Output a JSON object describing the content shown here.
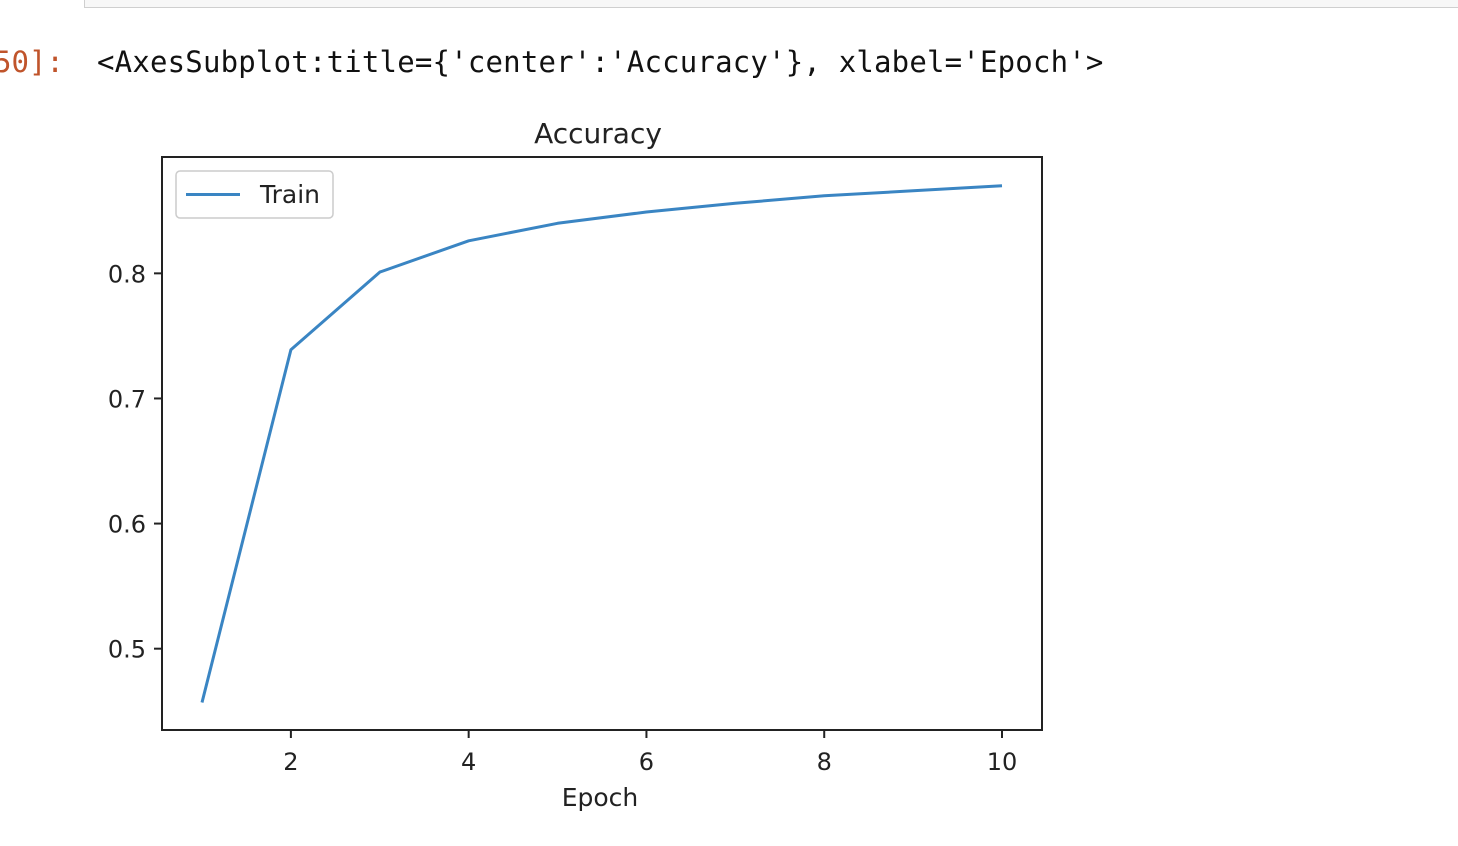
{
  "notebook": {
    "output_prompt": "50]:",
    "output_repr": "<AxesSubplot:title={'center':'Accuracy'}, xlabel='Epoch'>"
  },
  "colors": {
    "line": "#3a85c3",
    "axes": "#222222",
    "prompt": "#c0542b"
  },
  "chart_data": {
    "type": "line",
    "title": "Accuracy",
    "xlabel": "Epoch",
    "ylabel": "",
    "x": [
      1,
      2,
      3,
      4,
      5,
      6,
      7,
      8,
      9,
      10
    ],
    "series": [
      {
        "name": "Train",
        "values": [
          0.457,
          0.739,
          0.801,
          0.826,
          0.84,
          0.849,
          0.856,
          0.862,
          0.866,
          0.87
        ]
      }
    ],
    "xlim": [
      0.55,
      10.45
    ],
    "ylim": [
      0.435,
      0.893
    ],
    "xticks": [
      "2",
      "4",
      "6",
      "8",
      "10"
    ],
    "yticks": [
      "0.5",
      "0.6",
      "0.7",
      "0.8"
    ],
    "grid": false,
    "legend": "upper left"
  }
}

Short problem |
Check every line of the data, and copy the ones that contain "xlabel".

Output |
    "output_repr": "<AxesSubplot:title={'center':'Accuracy'}, xlabel='Epoch'>"
    "xlabel": "Epoch",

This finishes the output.